[SHORT EXERCISE]: Out of the lines below, please list those that hold the string "выплаты".

..........

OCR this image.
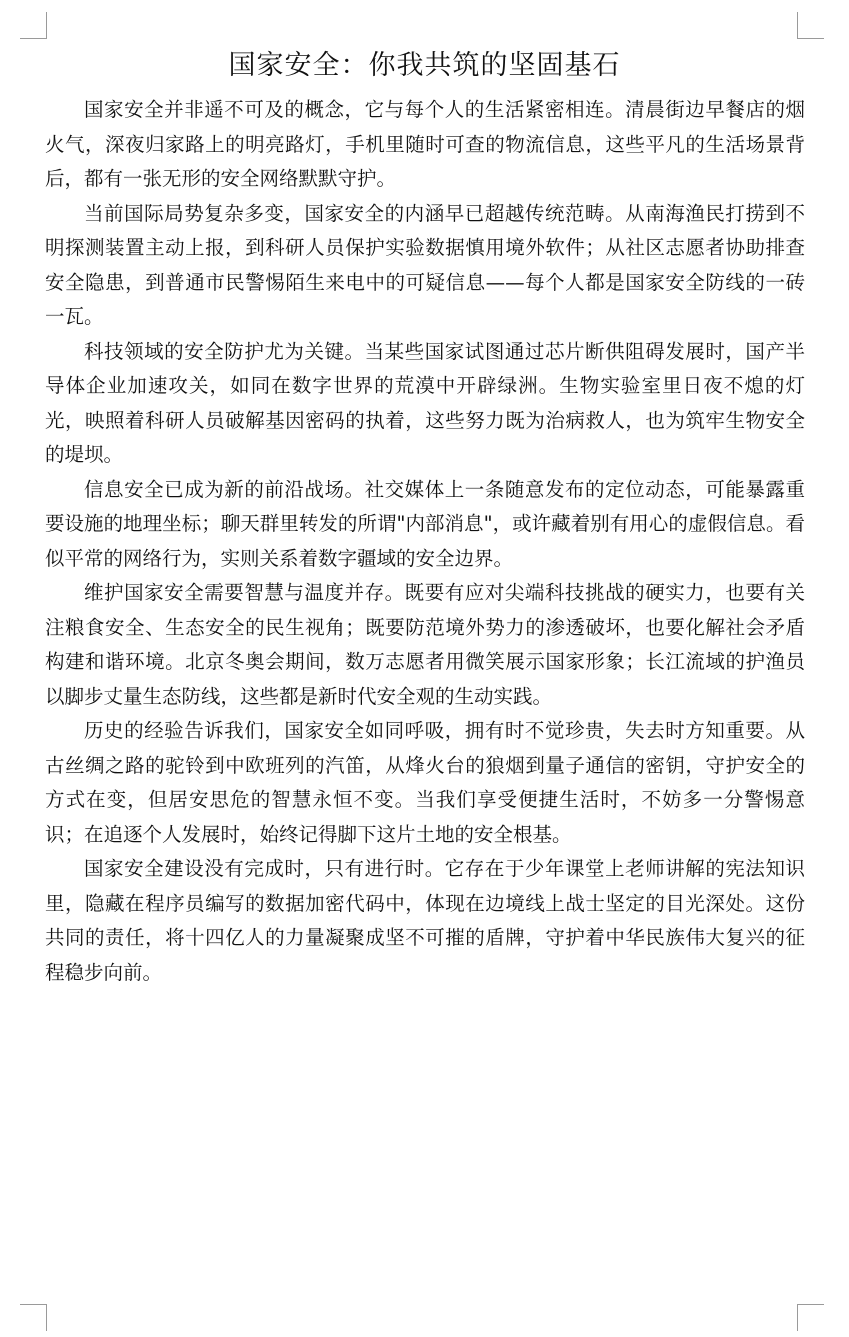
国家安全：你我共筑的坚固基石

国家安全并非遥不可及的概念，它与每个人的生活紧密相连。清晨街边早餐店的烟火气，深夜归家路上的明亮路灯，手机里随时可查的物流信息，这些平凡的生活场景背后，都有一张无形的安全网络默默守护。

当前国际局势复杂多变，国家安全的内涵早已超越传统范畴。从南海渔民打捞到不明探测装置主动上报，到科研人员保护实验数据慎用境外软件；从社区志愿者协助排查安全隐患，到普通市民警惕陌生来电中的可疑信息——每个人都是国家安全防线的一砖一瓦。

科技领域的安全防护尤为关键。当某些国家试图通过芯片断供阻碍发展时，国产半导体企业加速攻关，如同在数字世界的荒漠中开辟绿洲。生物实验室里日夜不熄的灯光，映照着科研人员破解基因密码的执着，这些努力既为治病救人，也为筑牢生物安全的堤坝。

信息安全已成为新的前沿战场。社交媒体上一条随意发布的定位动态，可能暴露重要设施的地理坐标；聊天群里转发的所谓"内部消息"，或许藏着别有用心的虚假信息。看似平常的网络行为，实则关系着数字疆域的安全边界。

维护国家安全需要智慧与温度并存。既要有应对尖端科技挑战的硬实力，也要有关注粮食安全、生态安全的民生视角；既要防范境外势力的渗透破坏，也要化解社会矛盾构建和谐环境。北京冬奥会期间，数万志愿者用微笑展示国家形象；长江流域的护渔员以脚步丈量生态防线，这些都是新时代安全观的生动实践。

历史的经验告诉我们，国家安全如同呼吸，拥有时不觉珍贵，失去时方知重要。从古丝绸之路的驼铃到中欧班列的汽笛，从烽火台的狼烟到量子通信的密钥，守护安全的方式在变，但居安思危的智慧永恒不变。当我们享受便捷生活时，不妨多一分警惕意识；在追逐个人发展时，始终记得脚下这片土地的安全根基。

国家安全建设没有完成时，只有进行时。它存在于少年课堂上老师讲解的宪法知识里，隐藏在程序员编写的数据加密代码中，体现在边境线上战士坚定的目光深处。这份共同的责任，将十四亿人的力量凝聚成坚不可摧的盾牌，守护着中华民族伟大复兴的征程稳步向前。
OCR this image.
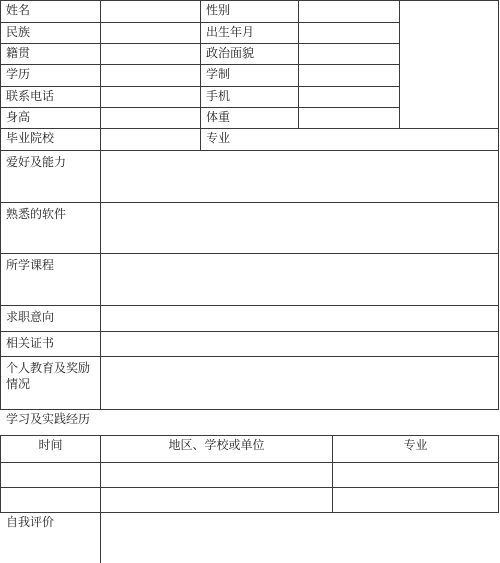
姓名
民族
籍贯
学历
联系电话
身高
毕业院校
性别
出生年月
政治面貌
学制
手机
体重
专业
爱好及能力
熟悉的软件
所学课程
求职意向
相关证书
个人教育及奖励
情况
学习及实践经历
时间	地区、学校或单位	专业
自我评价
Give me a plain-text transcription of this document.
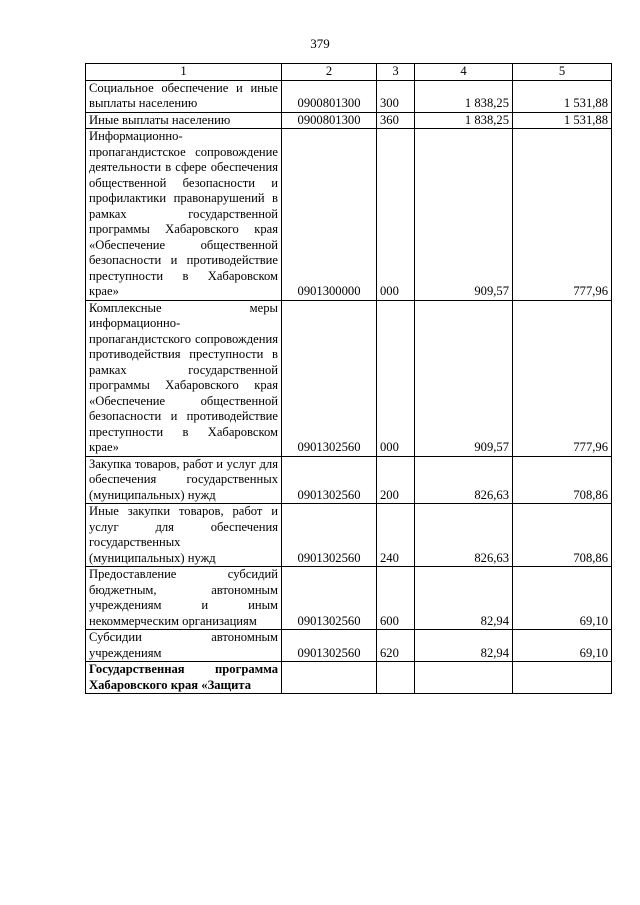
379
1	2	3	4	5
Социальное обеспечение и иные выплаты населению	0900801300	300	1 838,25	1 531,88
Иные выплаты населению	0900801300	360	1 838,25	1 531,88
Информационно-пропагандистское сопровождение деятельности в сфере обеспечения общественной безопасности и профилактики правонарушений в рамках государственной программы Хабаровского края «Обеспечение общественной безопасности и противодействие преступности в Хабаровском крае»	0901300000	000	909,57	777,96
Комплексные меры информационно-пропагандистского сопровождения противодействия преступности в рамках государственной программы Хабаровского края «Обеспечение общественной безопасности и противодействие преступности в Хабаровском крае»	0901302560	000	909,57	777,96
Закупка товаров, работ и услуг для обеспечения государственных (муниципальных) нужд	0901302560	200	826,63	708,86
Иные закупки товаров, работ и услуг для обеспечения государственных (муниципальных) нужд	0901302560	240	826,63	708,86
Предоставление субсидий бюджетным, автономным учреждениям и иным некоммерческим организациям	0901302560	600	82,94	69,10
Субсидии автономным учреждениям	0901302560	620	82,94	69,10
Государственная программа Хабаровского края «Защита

..........

[REPLY TO THE TASK]:
Социальное обеспечение и иные выплаты населению	0900801300	300	1 838,25	1 531,88
Иные выплаты населению	0900801300	360	1 838,25	1 531,88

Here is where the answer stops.